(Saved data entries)

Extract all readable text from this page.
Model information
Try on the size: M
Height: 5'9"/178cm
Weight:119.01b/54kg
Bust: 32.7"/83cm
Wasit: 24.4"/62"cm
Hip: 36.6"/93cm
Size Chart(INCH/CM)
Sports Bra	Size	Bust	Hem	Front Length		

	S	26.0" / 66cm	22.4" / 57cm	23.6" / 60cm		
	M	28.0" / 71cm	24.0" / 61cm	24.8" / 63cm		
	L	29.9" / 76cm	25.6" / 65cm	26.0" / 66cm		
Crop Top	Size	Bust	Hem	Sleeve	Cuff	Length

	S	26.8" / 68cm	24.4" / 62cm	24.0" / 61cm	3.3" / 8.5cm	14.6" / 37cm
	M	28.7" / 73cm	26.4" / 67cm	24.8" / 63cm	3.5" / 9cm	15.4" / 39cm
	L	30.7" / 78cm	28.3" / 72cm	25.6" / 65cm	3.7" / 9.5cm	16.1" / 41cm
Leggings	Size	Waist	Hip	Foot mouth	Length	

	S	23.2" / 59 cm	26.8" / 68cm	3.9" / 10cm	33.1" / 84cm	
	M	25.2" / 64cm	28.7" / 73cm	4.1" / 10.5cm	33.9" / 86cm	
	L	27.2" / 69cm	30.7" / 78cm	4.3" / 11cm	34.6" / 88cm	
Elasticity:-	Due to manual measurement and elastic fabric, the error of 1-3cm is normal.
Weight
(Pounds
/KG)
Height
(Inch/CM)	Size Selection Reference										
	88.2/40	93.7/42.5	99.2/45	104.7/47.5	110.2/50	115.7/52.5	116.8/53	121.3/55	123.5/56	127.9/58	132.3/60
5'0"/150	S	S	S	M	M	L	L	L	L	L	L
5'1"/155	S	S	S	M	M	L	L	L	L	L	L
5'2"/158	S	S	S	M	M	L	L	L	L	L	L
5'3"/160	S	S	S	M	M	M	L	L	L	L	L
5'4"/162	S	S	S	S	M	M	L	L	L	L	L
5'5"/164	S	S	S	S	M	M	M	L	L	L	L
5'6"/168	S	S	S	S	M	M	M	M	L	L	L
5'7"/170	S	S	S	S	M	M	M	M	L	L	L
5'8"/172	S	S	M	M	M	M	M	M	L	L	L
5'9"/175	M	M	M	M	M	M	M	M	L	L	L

WORK INSTRUCTIONS: Please set down the whole listing above without altering a single line.

FINAL RESULT:
Extract all readable text from this page.
Model information
Try on the size: M
Height: 5'9"/178cm
Weight:119.01b/54kg
Bust: 32.7"/83cm
Wasit: 24.4"/62"cm
Hip: 36.6"/93cm
Size Chart(INCH/CM)
Sports Bra	Size	Bust	Hem	Front Length		

	S	26.0" / 66cm	22.4" / 57cm	23.6" / 60cm		
	M	28.0" / 71cm	24.0" / 61cm	24.8" / 63cm		
	L	29.9" / 76cm	25.6" / 65cm	26.0" / 66cm		
Crop Top	Size	Bust	Hem	Sleeve	Cuff	Length

	S	26.8" / 68cm	24.4" / 62cm	24.0" / 61cm	3.3" / 8.5cm	14.6" / 37cm
	M	28.7" / 73cm	26.4" / 67cm	24.8" / 63cm	3.5" / 9cm	15.4" / 39cm
	L	30.7" / 78cm	28.3" / 72cm	25.6" / 65cm	3.7" / 9.5cm	16.1" / 41cm
Leggings	Size	Waist	Hip	Foot mouth	Length	

	S	23.2" / 59 cm	26.8" / 68cm	3.9" / 10cm	33.1" / 84cm	
	M	25.2" / 64cm	28.7" / 73cm	4.1" / 10.5cm	33.9" / 86cm	
	L	27.2" / 69cm	30.7" / 78cm	4.3" / 11cm	34.6" / 88cm	
Elasticity:-	Due to manual measurement and elastic fabric, the error of 1-3cm is normal.
Weight
(Pounds
/KG)
Height
(Inch/CM)	Size Selection Reference										
	88.2/40	93.7/42.5	99.2/45	104.7/47.5	110.2/50	115.7/52.5	116.8/53	121.3/55	123.5/56	127.9/58	132.3/60
5'0"/150	S	S	S	M	M	L	L	L	L	L	L
5'1"/155	S	S	S	M	M	L	L	L	L	L	L
5'2"/158	S	S	S	M	M	L	L	L	L	L	L
5'3"/160	S	S	S	M	M	M	L	L	L	L	L
5'4"/162	S	S	S	S	M	M	L	L	L	L	L
5'5"/164	S	S	S	S	M	M	M	L	L	L	L
5'6"/168	S	S	S	S	M	M	M	M	L	L	L
5'7"/170	S	S	S	S	M	M	M	M	L	L	L
5'8"/172	S	S	M	M	M	M	M	M	L	L	L
5'9"/175	M	M	M	M	M	M	M	M	L	L	L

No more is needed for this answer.